Without the images, write out all of the following entries exactly.
── Records to use
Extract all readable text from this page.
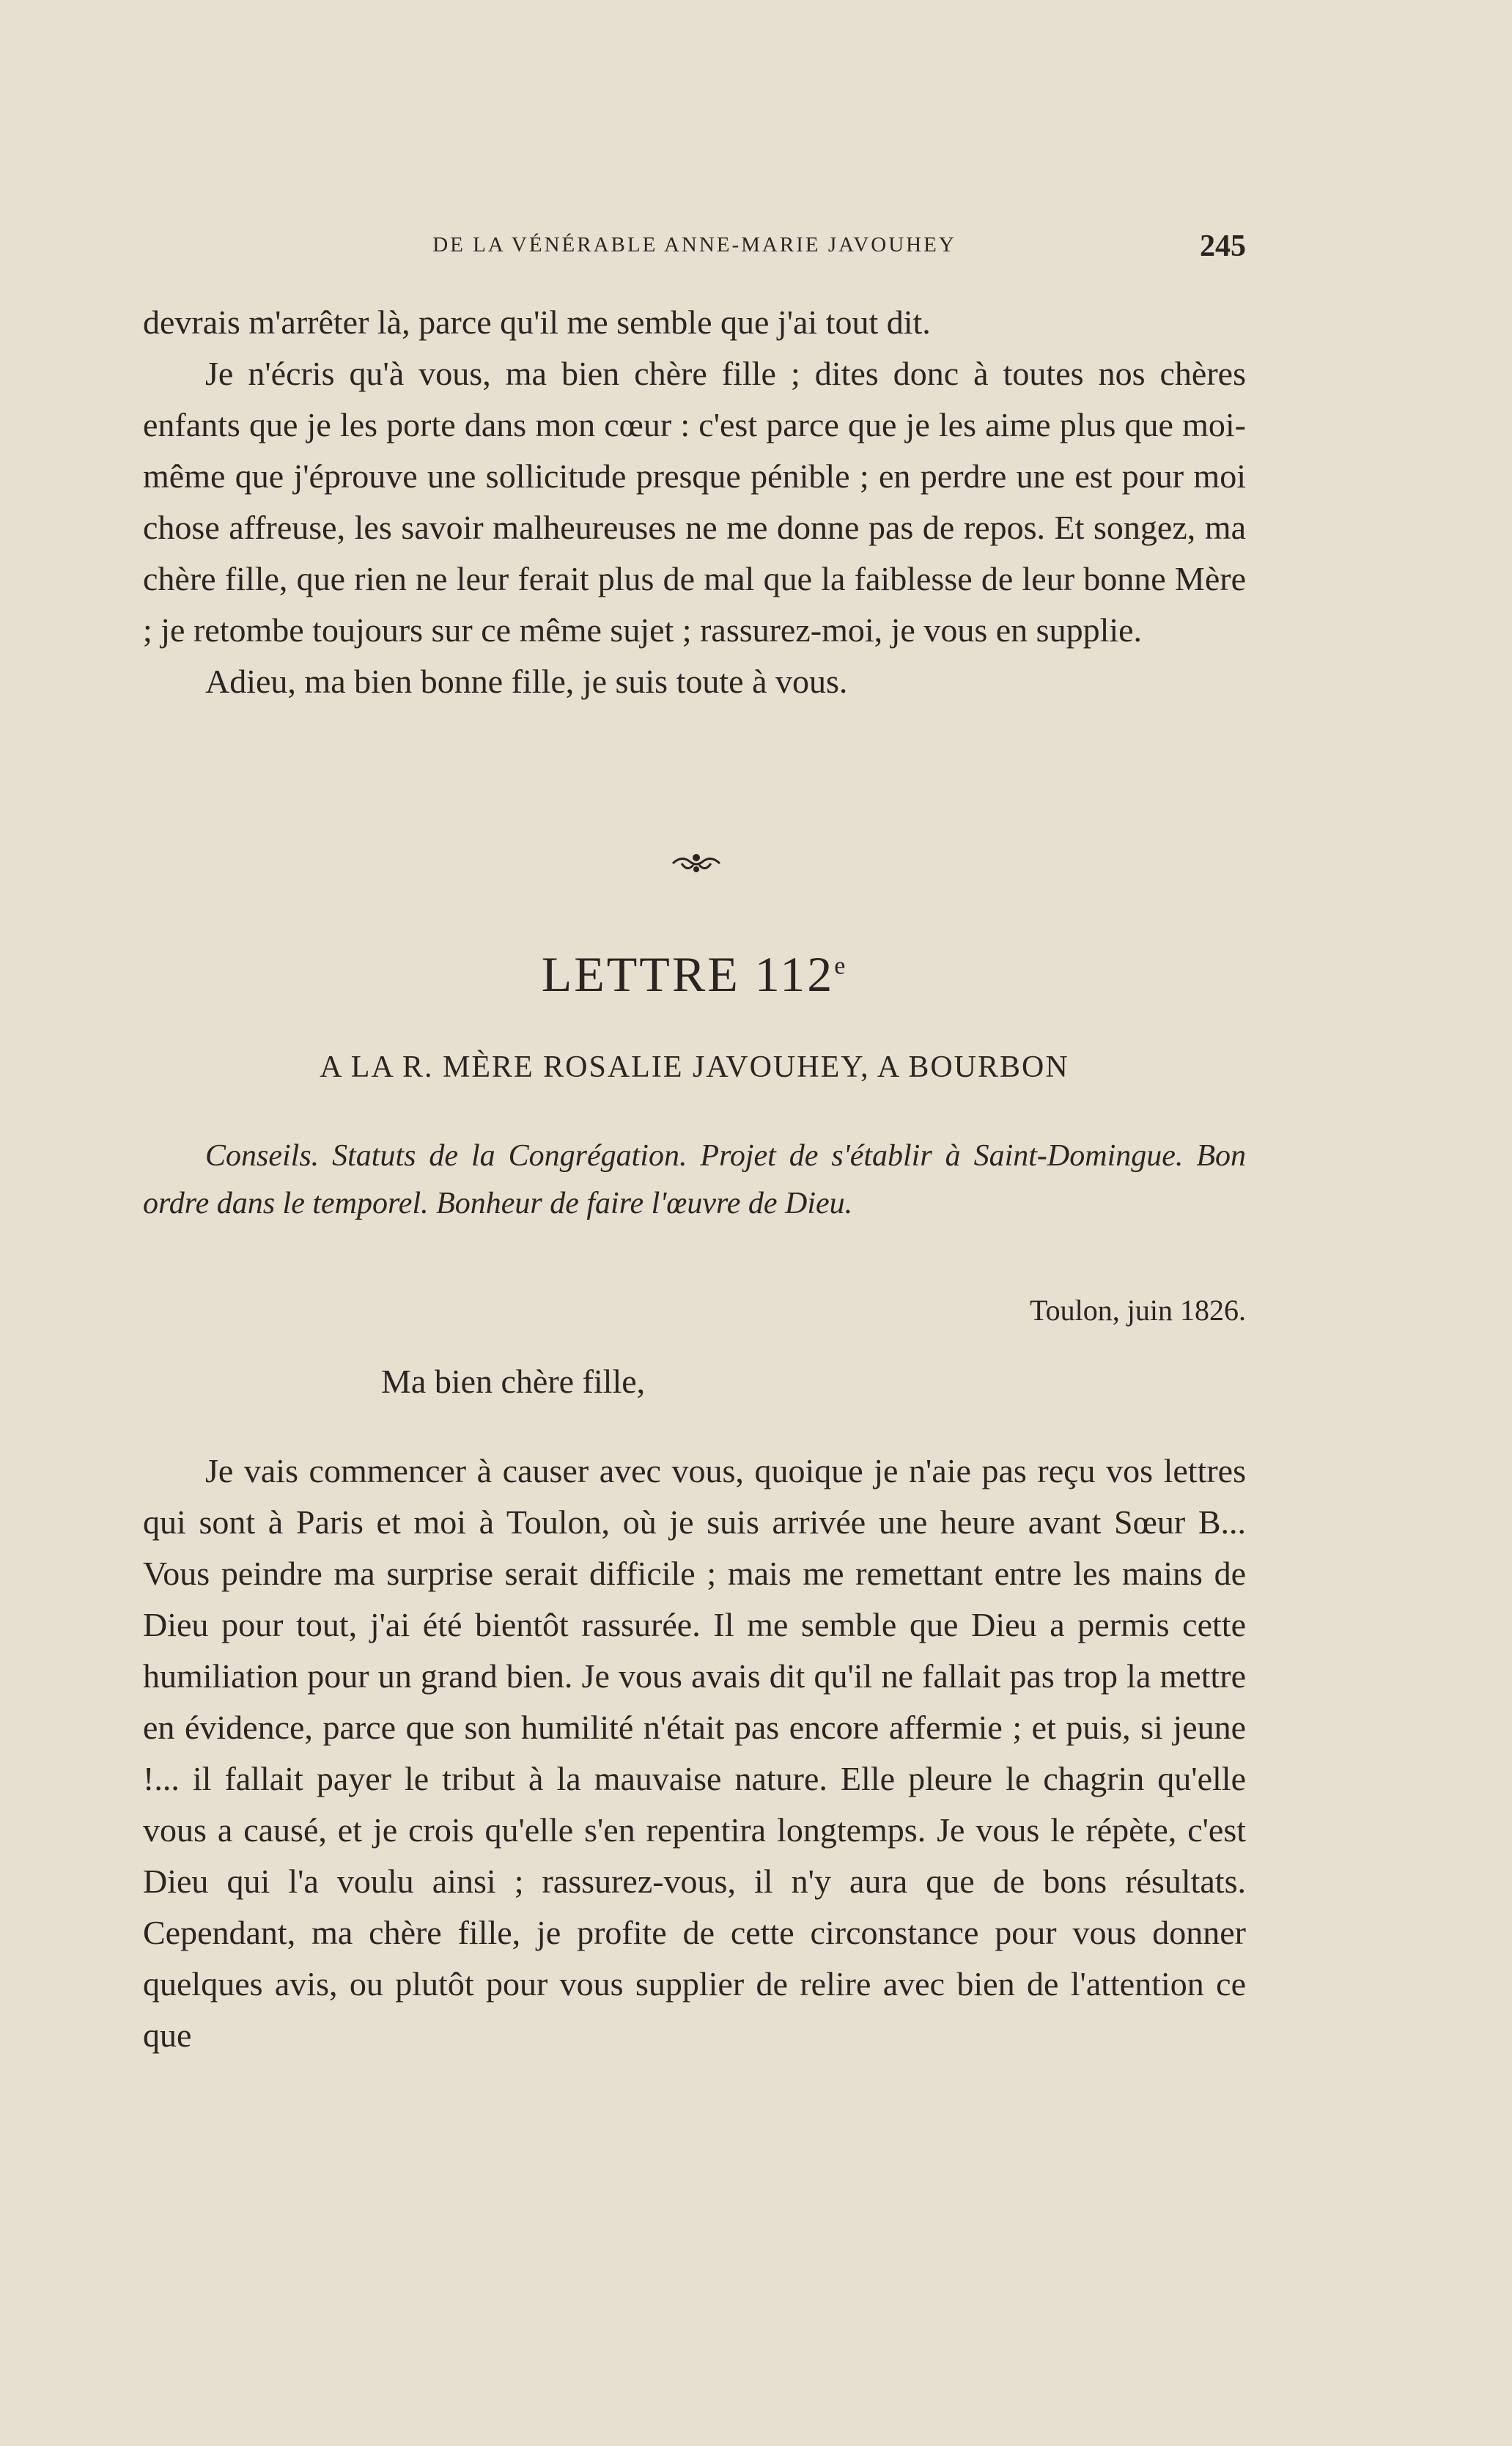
DE LA VÉNÉRABLE ANNE-MARIE JAVOUHEY	245

devrais m'arrêter là, parce qu'il me semble que j'ai tout dit.

Je n'écris qu'à vous, ma bien chère fille ; dites donc à toutes nos chères enfants que je les porte dans mon cœur : c'est parce que je les aime plus que moi-même que j'éprouve une sollicitude presque pénible ; en perdre une est pour moi chose affreuse, les savoir malheureuses ne me donne pas de repos. Et songez, ma chère fille, que rien ne leur ferait plus de mal que la faiblesse de leur bonne Mère ; je retombe toujours sur ce même sujet ; rassurez-moi, je vous en supplie.

Adieu, ma bien bonne fille, je suis toute à vous.

LETTRE 112e
A LA R. MÈRE ROSALIE JAVOUHEY, A BOURBON
Conseils. Statuts de la Congrégation. Projet de s'établir à Saint-Domingue. Bon ordre dans le temporel. Bonheur de faire l'œuvre de Dieu.
Toulon, juin 1826.
Ma bien chère fille,

Je vais commencer à causer avec vous, quoique je n'aie pas reçu vos lettres qui sont à Paris et moi à Toulon, où je suis arrivée une heure avant Sœur B... Vous peindre ma surprise serait difficile ; mais me remettant entre les mains de Dieu pour tout, j'ai été bientôt rassurée. Il me semble que Dieu a permis cette humiliation pour un grand bien. Je vous avais dit qu'il ne fallait pas trop la mettre en évidence, parce que son humilité n'était pas encore affermie ; et puis, si jeune !... il fallait payer le tribut à la mauvaise nature. Elle pleure le chagrin qu'elle vous a causé, et je crois qu'elle s'en repentira longtemps. Je vous le répète, c'est Dieu qui l'a voulu ainsi ; rassurez-vous, il n'y aura que de bons résultats. Cependant, ma chère fille, je profite de cette circonstance pour vous donner quelques avis, ou plutôt pour vous supplier de relire avec bien de l'attention ce que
────
Written solution:
Extract all readable text from this page.
DE LA VÉNÉRABLE ANNE-MARIE JAVOUHEY	245

devrais m'arrêter là, parce qu'il me semble que j'ai tout dit.

Je n'écris qu'à vous, ma bien chère fille ; dites donc à toutes nos chères enfants que je les porte dans mon cœur : c'est parce que je les aime plus que moi-même que j'éprouve une sollicitude presque pénible ; en perdre une est pour moi chose affreuse, les savoir malheureuses ne me donne pas de repos. Et songez, ma chère fille, que rien ne leur ferait plus de mal que la faiblesse de leur bonne Mère ; je retombe toujours sur ce même sujet ; rassurez-moi, je vous en supplie.

Adieu, ma bien bonne fille, je suis toute à vous.

LETTRE 112e
A LA R. MÈRE ROSALIE JAVOUHEY, A BOURBON
Conseils. Statuts de la Congrégation. Projet de s'établir à Saint-Domingue. Bon ordre dans le temporel. Bonheur de faire l'œuvre de Dieu.
Toulon, juin 1826.
Ma bien chère fille,

Je vais commencer à causer avec vous, quoique je n'aie pas reçu vos lettres qui sont à Paris et moi à Toulon, où je suis arrivée une heure avant Sœur B... Vous peindre ma surprise serait difficile ; mais me remettant entre les mains de Dieu pour tout, j'ai été bientôt rassurée. Il me semble que Dieu a permis cette humiliation pour un grand bien. Je vous avais dit qu'il ne fallait pas trop la mettre en évidence, parce que son humilité n'était pas encore affermie ; et puis, si jeune !... il fallait payer le tribut à la mauvaise nature. Elle pleure le chagrin qu'elle vous a causé, et je crois qu'elle s'en repentira longtemps. Je vous le répète, c'est Dieu qui l'a voulu ainsi ; rassurez-vous, il n'y aura que de bons résultats. Cependant, ma chère fille, je profite de cette circonstance pour vous donner quelques avis, ou plutôt pour vous supplier de relire avec bien de l'attention ce que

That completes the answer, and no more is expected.